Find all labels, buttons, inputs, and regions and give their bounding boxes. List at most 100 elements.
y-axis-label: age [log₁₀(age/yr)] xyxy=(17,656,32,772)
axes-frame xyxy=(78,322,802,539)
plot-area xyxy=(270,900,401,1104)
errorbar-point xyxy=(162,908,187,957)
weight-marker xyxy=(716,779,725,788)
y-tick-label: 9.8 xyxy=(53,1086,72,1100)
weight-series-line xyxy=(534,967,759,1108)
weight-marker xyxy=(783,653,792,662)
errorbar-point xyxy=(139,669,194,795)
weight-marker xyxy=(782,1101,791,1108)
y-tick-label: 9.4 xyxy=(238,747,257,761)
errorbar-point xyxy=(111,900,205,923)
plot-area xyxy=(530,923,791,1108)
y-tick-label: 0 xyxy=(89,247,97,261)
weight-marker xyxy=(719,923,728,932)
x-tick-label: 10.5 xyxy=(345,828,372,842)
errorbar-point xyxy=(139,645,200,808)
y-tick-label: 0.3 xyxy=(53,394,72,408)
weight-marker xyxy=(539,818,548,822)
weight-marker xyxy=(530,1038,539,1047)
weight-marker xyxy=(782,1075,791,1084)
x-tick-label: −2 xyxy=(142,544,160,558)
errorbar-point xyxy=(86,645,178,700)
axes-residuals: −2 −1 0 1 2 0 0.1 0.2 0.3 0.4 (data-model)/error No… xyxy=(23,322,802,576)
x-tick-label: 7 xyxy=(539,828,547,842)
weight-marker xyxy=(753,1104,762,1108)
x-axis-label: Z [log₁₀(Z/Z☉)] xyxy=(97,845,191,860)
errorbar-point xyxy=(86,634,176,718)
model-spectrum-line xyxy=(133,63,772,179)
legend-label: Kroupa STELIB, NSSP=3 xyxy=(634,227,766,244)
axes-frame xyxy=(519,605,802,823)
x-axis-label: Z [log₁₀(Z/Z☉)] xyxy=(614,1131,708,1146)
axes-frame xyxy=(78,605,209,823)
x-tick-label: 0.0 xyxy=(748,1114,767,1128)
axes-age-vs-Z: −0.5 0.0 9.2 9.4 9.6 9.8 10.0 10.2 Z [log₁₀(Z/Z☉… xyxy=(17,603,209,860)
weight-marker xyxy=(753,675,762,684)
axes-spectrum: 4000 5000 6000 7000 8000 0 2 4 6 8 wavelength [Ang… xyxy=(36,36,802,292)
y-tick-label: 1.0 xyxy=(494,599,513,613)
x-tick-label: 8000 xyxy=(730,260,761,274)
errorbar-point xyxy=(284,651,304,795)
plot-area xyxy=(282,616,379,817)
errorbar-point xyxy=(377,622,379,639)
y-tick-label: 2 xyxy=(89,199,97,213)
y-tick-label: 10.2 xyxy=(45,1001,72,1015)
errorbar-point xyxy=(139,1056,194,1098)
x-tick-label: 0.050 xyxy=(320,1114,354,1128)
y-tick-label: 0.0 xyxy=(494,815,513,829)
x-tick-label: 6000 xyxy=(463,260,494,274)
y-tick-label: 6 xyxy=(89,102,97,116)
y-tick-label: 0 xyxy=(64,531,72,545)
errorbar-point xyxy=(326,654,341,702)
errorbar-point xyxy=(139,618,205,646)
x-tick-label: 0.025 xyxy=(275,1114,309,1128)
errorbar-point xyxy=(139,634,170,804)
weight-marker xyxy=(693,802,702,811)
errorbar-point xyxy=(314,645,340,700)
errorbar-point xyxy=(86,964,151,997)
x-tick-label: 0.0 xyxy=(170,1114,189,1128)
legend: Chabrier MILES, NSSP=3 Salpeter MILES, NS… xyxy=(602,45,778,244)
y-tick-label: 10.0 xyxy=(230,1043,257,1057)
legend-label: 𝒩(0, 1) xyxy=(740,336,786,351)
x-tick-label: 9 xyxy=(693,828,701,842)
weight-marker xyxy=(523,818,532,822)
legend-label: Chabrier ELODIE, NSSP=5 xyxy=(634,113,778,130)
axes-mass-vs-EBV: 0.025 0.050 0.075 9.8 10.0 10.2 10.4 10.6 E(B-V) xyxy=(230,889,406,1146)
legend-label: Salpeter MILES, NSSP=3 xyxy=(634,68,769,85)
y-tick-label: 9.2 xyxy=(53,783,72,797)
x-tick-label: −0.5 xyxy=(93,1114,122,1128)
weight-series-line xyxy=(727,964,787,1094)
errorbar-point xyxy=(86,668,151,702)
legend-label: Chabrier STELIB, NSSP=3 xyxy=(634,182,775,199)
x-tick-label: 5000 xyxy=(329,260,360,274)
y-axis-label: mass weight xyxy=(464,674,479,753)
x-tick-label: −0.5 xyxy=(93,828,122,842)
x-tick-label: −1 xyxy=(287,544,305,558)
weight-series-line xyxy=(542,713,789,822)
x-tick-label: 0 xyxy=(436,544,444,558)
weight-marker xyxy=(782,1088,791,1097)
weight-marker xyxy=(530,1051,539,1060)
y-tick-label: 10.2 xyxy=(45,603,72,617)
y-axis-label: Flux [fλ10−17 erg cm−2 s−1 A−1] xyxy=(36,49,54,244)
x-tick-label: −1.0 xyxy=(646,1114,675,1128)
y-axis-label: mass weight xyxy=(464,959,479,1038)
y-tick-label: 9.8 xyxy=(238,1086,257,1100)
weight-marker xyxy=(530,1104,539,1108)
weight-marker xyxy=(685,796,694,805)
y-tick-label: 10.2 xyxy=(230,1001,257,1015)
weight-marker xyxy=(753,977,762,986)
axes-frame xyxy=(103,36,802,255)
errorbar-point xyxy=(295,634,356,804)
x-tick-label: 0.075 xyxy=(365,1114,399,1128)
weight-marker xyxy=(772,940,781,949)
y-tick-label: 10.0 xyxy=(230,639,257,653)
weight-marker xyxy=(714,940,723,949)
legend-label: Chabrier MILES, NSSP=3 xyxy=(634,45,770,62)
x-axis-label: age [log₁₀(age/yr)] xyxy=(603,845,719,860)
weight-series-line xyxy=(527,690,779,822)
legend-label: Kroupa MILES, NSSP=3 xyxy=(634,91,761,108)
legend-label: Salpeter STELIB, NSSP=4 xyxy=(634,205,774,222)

------------------------------------

= Exercise objective =
Can you rename "errorbar-point" to "error-bar-point" throughout the data above and give all the lines again with nothing else changed?

= Response to the task =
Find all labels, buttons, inputs, and regions and give their bounding boxes. List at most 100 elements.
y-axis-label: age [log₁₀(age/yr)] xyxy=(17,656,32,772)
axes-frame xyxy=(78,322,802,539)
plot-area xyxy=(270,900,401,1104)
error-bar-point xyxy=(162,908,187,957)
weight-marker xyxy=(716,779,725,788)
y-tick-label: 9.8 xyxy=(53,1086,72,1100)
weight-series-line xyxy=(534,967,759,1108)
weight-marker xyxy=(783,653,792,662)
error-bar-point xyxy=(139,669,194,795)
weight-marker xyxy=(782,1101,791,1108)
y-tick-label: 9.4 xyxy=(238,747,257,761)
error-bar-point xyxy=(111,900,205,923)
plot-area xyxy=(530,923,791,1108)
y-tick-label: 0 xyxy=(89,247,97,261)
weight-marker xyxy=(719,923,728,932)
x-tick-label: 10.5 xyxy=(345,828,372,842)
error-bar-point xyxy=(139,645,200,808)
y-tick-label: 0.3 xyxy=(53,394,72,408)
weight-marker xyxy=(539,818,548,822)
weight-marker xyxy=(530,1038,539,1047)
weight-marker xyxy=(782,1075,791,1084)
x-tick-label: −2 xyxy=(142,544,160,558)
error-bar-point xyxy=(86,645,178,700)
axes-residuals: −2 −1 0 1 2 0 0.1 0.2 0.3 0.4 (data-model)/error No… xyxy=(23,322,802,576)
x-tick-label: 7 xyxy=(539,828,547,842)
weight-marker xyxy=(753,1104,762,1108)
x-axis-label: Z [log₁₀(Z/Z☉)] xyxy=(97,845,191,860)
error-bar-point xyxy=(86,634,176,718)
model-spectrum-line xyxy=(133,63,772,179)
legend-label: Kroupa STELIB, NSSP=3 xyxy=(634,227,766,244)
axes-frame xyxy=(519,605,802,823)
x-axis-label: Z [log₁₀(Z/Z☉)] xyxy=(614,1131,708,1146)
axes-frame xyxy=(78,605,209,823)
x-tick-label: 0.0 xyxy=(748,1114,767,1128)
axes-age-vs-Z: −0.5 0.0 9.2 9.4 9.6 9.8 10.0 10.2 Z [log₁₀(Z/Z☉… xyxy=(17,603,209,860)
weight-marker xyxy=(753,675,762,684)
axes-spectrum: 4000 5000 6000 7000 8000 0 2 4 6 8 wavelength [Ang… xyxy=(36,36,802,292)
y-tick-label: 1.0 xyxy=(494,599,513,613)
x-tick-label: 8000 xyxy=(730,260,761,274)
error-bar-point xyxy=(284,651,304,795)
plot-area xyxy=(282,616,379,817)
error-bar-point xyxy=(377,622,379,639)
y-tick-label: 2 xyxy=(89,199,97,213)
y-tick-label: 10.2 xyxy=(45,1001,72,1015)
error-bar-point xyxy=(139,1056,194,1098)
x-tick-label: 0.050 xyxy=(320,1114,354,1128)
y-tick-label: 0.0 xyxy=(494,815,513,829)
x-tick-label: 6000 xyxy=(463,260,494,274)
y-tick-label: 6 xyxy=(89,102,97,116)
y-tick-label: 0 xyxy=(64,531,72,545)
error-bar-point xyxy=(326,654,341,702)
error-bar-point xyxy=(139,618,205,646)
x-tick-label: 0.025 xyxy=(275,1114,309,1128)
error-bar-point xyxy=(139,634,170,804)
weight-marker xyxy=(693,802,702,811)
error-bar-point xyxy=(314,645,340,700)
error-bar-point xyxy=(86,964,151,997)
x-tick-label: 0.0 xyxy=(170,1114,189,1128)
legend: Chabrier MILES, NSSP=3 Salpeter MILES, NS… xyxy=(602,45,778,244)
y-tick-label: 10.0 xyxy=(230,1043,257,1057)
legend-label: 𝒩(0, 1) xyxy=(740,336,786,351)
x-tick-label: 9 xyxy=(693,828,701,842)
weight-marker xyxy=(523,818,532,822)
legend-label: Chabrier ELODIE, NSSP=5 xyxy=(634,113,778,130)
axes-mass-vs-EBV: 0.025 0.050 0.075 9.8 10.0 10.2 10.4 10.6 E(B-V) xyxy=(230,889,406,1146)
legend-label: Salpeter MILES, NSSP=3 xyxy=(634,68,769,85)
y-tick-label: 9.2 xyxy=(53,783,72,797)
x-tick-label: −0.5 xyxy=(93,1114,122,1128)
weight-series-line xyxy=(727,964,787,1094)
error-bar-point xyxy=(86,668,151,702)
legend-label: Chabrier STELIB, NSSP=3 xyxy=(634,182,775,199)
x-tick-label: 5000 xyxy=(329,260,360,274)
y-axis-label: mass weight xyxy=(464,674,479,753)
x-tick-label: −0.5 xyxy=(93,828,122,842)
x-tick-label: −1 xyxy=(287,544,305,558)
weight-series-line xyxy=(542,713,789,822)
x-tick-label: 0 xyxy=(436,544,444,558)
weight-marker xyxy=(782,1088,791,1097)
weight-marker xyxy=(530,1051,539,1060)
y-tick-label: 10.2 xyxy=(45,603,72,617)
y-axis-label: Flux [fλ10−17 erg cm−2 s−1 A−1] xyxy=(36,49,54,244)
x-tick-label: −1.0 xyxy=(646,1114,675,1128)
y-axis-label: mass weight xyxy=(464,959,479,1038)
y-tick-label: 9.8 xyxy=(238,1086,257,1100)
weight-marker xyxy=(530,1104,539,1108)
weight-marker xyxy=(685,796,694,805)
y-tick-label: 10.2 xyxy=(230,1001,257,1015)
weight-marker xyxy=(753,977,762,986)
axes-frame xyxy=(103,36,802,255)
error-bar-point xyxy=(295,634,356,804)
x-tick-label: 0.075 xyxy=(365,1114,399,1128)
weight-marker xyxy=(772,940,781,949)
y-tick-label: 10.0 xyxy=(230,639,257,653)
weight-marker xyxy=(714,940,723,949)
legend-label: Chabrier MILES, NSSP=3 xyxy=(634,45,770,62)
x-axis-label: age [log₁₀(age/yr)] xyxy=(603,845,719,860)
weight-series-line xyxy=(527,690,779,822)
legend-label: Kroupa MILES, NSSP=3 xyxy=(634,91,761,108)
legend-label: Salpeter STELIB, NSSP=4 xyxy=(634,205,774,222)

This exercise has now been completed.